◆ **Stated goal**:
Rewrite the data starting at the line that has "price-marker — [325, 220, 333, 228]" and ending after the line that has "gridline-vertical — [184, 40, 185, 358]", replacing "x-tick-label" with "x-axis-label" and keeping everything else unchanged.

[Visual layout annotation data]
⁂

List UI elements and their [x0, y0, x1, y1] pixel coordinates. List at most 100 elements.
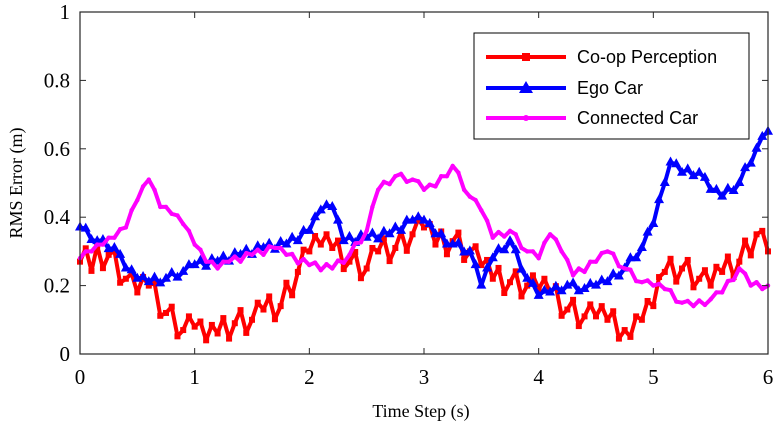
- data-point: [138, 271, 149, 281]
- data-point: [304, 224, 315, 234]
- data-point: [275, 235, 286, 245]
- data-point: [496, 229, 501, 235]
- legend-marker-ego: [519, 81, 533, 93]
- data-point: [671, 158, 682, 168]
- legend-entry-ego: Ego Car: [486, 78, 643, 98]
- data-point: [697, 298, 702, 303]
- data-point: [301, 256, 306, 262]
- data-point: [627, 333, 634, 340]
- data-point: [105, 251, 112, 258]
- data-point: [585, 277, 596, 287]
- data-point: [421, 224, 427, 231]
- data-point: [163, 309, 169, 316]
- x-tick-label: 0: [75, 365, 86, 389]
- data-point: [330, 266, 335, 271]
- data-point: [707, 282, 714, 289]
- data-point: [708, 297, 713, 302]
- data-point: [404, 179, 409, 185]
- data-point: [307, 262, 312, 268]
- data-point: [135, 197, 140, 203]
- data-point: [502, 234, 507, 239]
- data-point: [264, 237, 275, 247]
- data-point: [317, 241, 324, 248]
- data-point: [143, 276, 154, 286]
- data-point: [95, 242, 100, 247]
- data-point: [579, 283, 590, 293]
- data-point: [478, 262, 485, 269]
- data-point: [117, 226, 123, 232]
- data-point: [542, 240, 547, 246]
- data-point: [294, 268, 301, 275]
- legend-marker-connected: [523, 115, 529, 121]
- data-point: [407, 214, 418, 224]
- data-point: [575, 323, 582, 330]
- data-point: [662, 286, 667, 292]
- data-point: [180, 327, 187, 334]
- data-point: [650, 303, 657, 310]
- data-point: [226, 259, 232, 264]
- data-point: [639, 279, 645, 285]
- data-point: [370, 204, 375, 210]
- data-point: [524, 282, 531, 289]
- data-point: [88, 267, 95, 274]
- data-point: [553, 237, 559, 242]
- data-point: [419, 214, 429, 224]
- data-point: [392, 244, 399, 251]
- data-point: [237, 307, 244, 314]
- data-point: [347, 252, 352, 258]
- data-point: [185, 313, 192, 320]
- data-point: [318, 268, 323, 273]
- data-point: [396, 224, 407, 234]
- data-point: [335, 237, 341, 244]
- legend-label-ego: Ego Car: [577, 78, 643, 98]
- data-point: [545, 286, 556, 296]
- data-point: [533, 289, 544, 299]
- data-point: [352, 248, 359, 255]
- data-point: [499, 244, 510, 254]
- legend-entry-connected: Connected Car: [486, 108, 698, 128]
- data-point: [747, 252, 754, 259]
- data-point: [255, 247, 260, 252]
- data-point: [645, 278, 650, 283]
- data-point: [244, 250, 249, 256]
- data-point: [393, 173, 398, 179]
- data-point: [197, 318, 204, 325]
- data-point: [174, 333, 181, 340]
- data-point: [633, 278, 639, 284]
- data-point: [387, 181, 392, 187]
- data-point: [243, 329, 250, 336]
- data-point: [530, 249, 536, 254]
- data-point: [283, 279, 290, 286]
- data-point: [753, 231, 760, 238]
- data-point: [100, 242, 106, 247]
- data-point: [754, 279, 759, 285]
- data-point: [369, 244, 376, 251]
- data-point: [390, 221, 401, 231]
- data-point: [490, 235, 495, 240]
- x-tick-label: 4: [533, 365, 544, 389]
- data-point: [363, 265, 370, 272]
- data-point: [493, 243, 504, 253]
- data-point: [734, 177, 745, 186]
- data-point: [472, 243, 479, 250]
- data-point: [229, 247, 240, 257]
- data-point: [467, 194, 473, 199]
- data-point: [484, 218, 490, 223]
- series-ego-car: [75, 125, 773, 299]
- data-point: [172, 271, 183, 281]
- y-tick-label: 0.4: [44, 205, 71, 229]
- data-point: [252, 240, 263, 250]
- data-point: [83, 249, 88, 254]
- data-point: [604, 316, 611, 323]
- data-point: [277, 303, 284, 310]
- data-point: [757, 130, 768, 140]
- data-point: [684, 256, 691, 263]
- data-point: [323, 231, 330, 238]
- data-point: [677, 166, 687, 176]
- data-point: [598, 303, 605, 310]
- data-point: [109, 241, 120, 251]
- data-point: [267, 244, 272, 249]
- y-tick-label: 0.6: [44, 137, 70, 161]
- data-point: [306, 248, 313, 255]
- data-point: [702, 302, 708, 308]
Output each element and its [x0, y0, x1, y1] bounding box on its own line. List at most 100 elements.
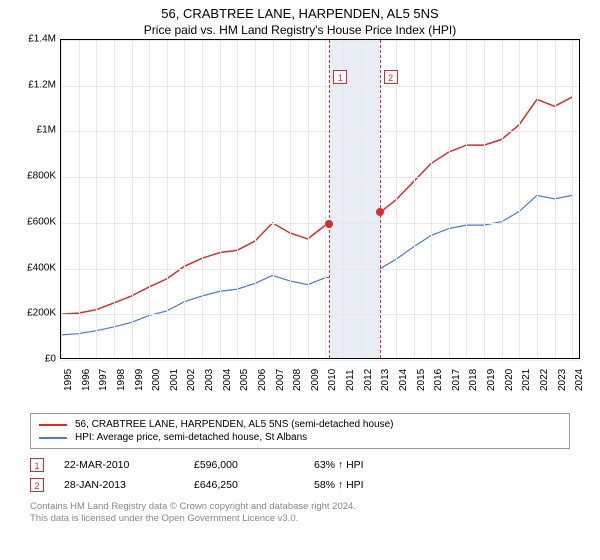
price-marker — [325, 220, 333, 228]
legend-item: HPI: Average price, semi-detached house,… — [39, 431, 561, 444]
footer-attribution: Contains HM Land Registry data © Crown c… — [30, 501, 570, 526]
x-tick-label: 2024 — [574, 369, 585, 391]
legend-label: HPI: Average price, semi-detached house,… — [75, 432, 307, 443]
gridline-vertical — [184, 40, 185, 358]
gridline-vertical — [79, 40, 80, 358]
gridline-vertical — [555, 40, 556, 358]
x-tick-label: 1995 — [63, 369, 74, 391]
x-tick-label: 2016 — [433, 369, 444, 391]
footer-line-2: This data is licensed under the Open Gov… — [30, 513, 570, 525]
chart-title: 56, CRABTREE LANE, HARPENDEN, AL5 5NS — [0, 6, 600, 21]
gridline-horizontal — [61, 40, 579, 41]
x-tick-label: 2007 — [275, 369, 286, 391]
x-tick-label: 2010 — [327, 369, 338, 391]
legend: 56, CRABTREE LANE, HARPENDEN, AL5 5NS (s… — [30, 413, 570, 449]
transaction-price: £596,000 — [194, 459, 314, 471]
event-line — [329, 40, 330, 358]
gridline-horizontal — [61, 314, 579, 315]
transaction-vs-hpi: 58% ↑ HPI — [314, 479, 414, 491]
transaction-row: 2 28-JAN-2013£646,25058% ↑ HPI — [30, 475, 570, 495]
x-tick-label: 2009 — [310, 369, 321, 391]
x-tick-label: 2006 — [257, 369, 268, 391]
x-tick-label: 2014 — [398, 369, 409, 391]
event-line — [380, 40, 381, 358]
x-tick-label: 2003 — [204, 369, 215, 391]
chart-subtitle: Price paid vs. HM Land Registry's House … — [0, 23, 600, 37]
y-tick-label: £800K — [27, 171, 56, 182]
gridline-horizontal — [61, 86, 579, 87]
gridline-vertical — [149, 40, 150, 358]
gridline-vertical — [519, 40, 520, 358]
gridline-vertical — [396, 40, 397, 358]
gridline-vertical — [484, 40, 485, 358]
transaction-date: 22-MAR-2010 — [64, 459, 194, 471]
x-tick-label: 2004 — [222, 369, 233, 391]
x-tick-label: 1997 — [98, 369, 109, 391]
x-tick-label: 2017 — [451, 369, 462, 391]
event-label-box: 2 — [384, 70, 398, 84]
x-tick-label: 2000 — [151, 369, 162, 391]
gridline-horizontal — [61, 269, 579, 270]
gridline-vertical — [572, 40, 573, 358]
line-series-svg — [61, 40, 581, 360]
gridline-vertical — [449, 40, 450, 358]
gridline-vertical — [431, 40, 432, 358]
x-tick-label: 2012 — [363, 369, 374, 391]
x-tick-label: 2001 — [169, 369, 180, 391]
x-tick-label: 2015 — [416, 369, 427, 391]
x-tick-label: 2008 — [292, 369, 303, 391]
transaction-vs-hpi: 63% ↑ HPI — [314, 459, 414, 471]
y-tick-label: £1.2M — [28, 79, 56, 90]
transaction-table: 122-MAR-2010£596,00063% ↑ HPI 2 28-JAN-201… — [30, 455, 570, 495]
x-tick-label: 1998 — [116, 369, 127, 391]
x-tick-label: 2021 — [521, 369, 532, 391]
y-tick-label: £600K — [27, 216, 56, 227]
gridline-vertical — [343, 40, 344, 358]
transaction-shade — [329, 40, 379, 358]
x-tick-label: 1996 — [81, 369, 92, 391]
x-axis: 1995 1996 1997 1998 1999 2000 2001 2002 2003 2004… — [60, 359, 580, 409]
gridline-vertical — [361, 40, 362, 358]
y-tick-label: £0 — [45, 354, 56, 365]
x-tick-label: 2013 — [380, 369, 391, 391]
x-tick-label: 2018 — [468, 369, 479, 391]
gridline-vertical — [132, 40, 133, 358]
chart-area: £0£200K£400K£600K£800K£1M£1.2M£1.4M 12 1… — [20, 39, 580, 409]
gridline-vertical — [202, 40, 203, 358]
gridline-vertical — [414, 40, 415, 358]
transaction-date: 28-JAN-2013 — [64, 479, 194, 491]
price-marker — [376, 208, 384, 216]
x-tick-label: 2005 — [239, 369, 250, 391]
transaction-id-box: 2 — [30, 478, 44, 492]
x-tick-label: 2020 — [504, 369, 515, 391]
x-tick-label: 2023 — [557, 369, 568, 391]
y-tick-label: £1.4M — [28, 34, 56, 45]
legend-swatch — [39, 437, 67, 439]
gridline-horizontal — [61, 223, 579, 224]
event-label-box: 1 — [333, 70, 347, 84]
gridline-vertical — [220, 40, 221, 358]
gridline-vertical — [466, 40, 467, 358]
footer-line-1: Contains HM Land Registry data © Crown c… — [30, 501, 570, 513]
y-tick-label: £200K — [27, 308, 56, 319]
gridline-vertical — [255, 40, 256, 358]
gridline-vertical — [237, 40, 238, 358]
gridline-vertical — [114, 40, 115, 358]
chart-title-block: 56, CRABTREE LANE, HARPENDEN, AL5 5NS Pr… — [0, 0, 600, 39]
gridline-vertical — [61, 40, 62, 358]
gridline-vertical — [96, 40, 97, 358]
transaction-row: 122-MAR-2010£596,00063% ↑ HPI — [30, 455, 570, 475]
x-tick-label: 2022 — [539, 369, 550, 391]
gridline-vertical — [290, 40, 291, 358]
x-tick-label: 2002 — [186, 369, 197, 391]
y-tick-label: £1M — [37, 125, 56, 136]
x-tick-label: 1999 — [134, 369, 145, 391]
transaction-price: £646,250 — [194, 479, 314, 491]
legend-item: 56, CRABTREE LANE, HARPENDEN, AL5 5NS (s… — [39, 418, 561, 431]
plot-region: 12 — [60, 39, 580, 359]
gridline-horizontal — [61, 131, 579, 132]
gridline-vertical — [273, 40, 274, 358]
x-tick-label: 2019 — [486, 369, 497, 391]
gridline-vertical — [325, 40, 326, 358]
legend-label: 56, CRABTREE LANE, HARPENDEN, AL5 5NS (s… — [75, 419, 393, 430]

⁂

◆ **Output for this exercise**:
price-marker — [325, 220, 333, 228]
legend-item: HPI: Average price, semi-detached house,… — [39, 431, 561, 444]
footer-attribution: Contains HM Land Registry data © Crown c… — [30, 501, 570, 526]
x-axis-label: 2024 — [574, 369, 585, 391]
legend-label: HPI: Average price, semi-detached house,… — [75, 432, 307, 443]
gridline-vertical — [184, 40, 185, 358]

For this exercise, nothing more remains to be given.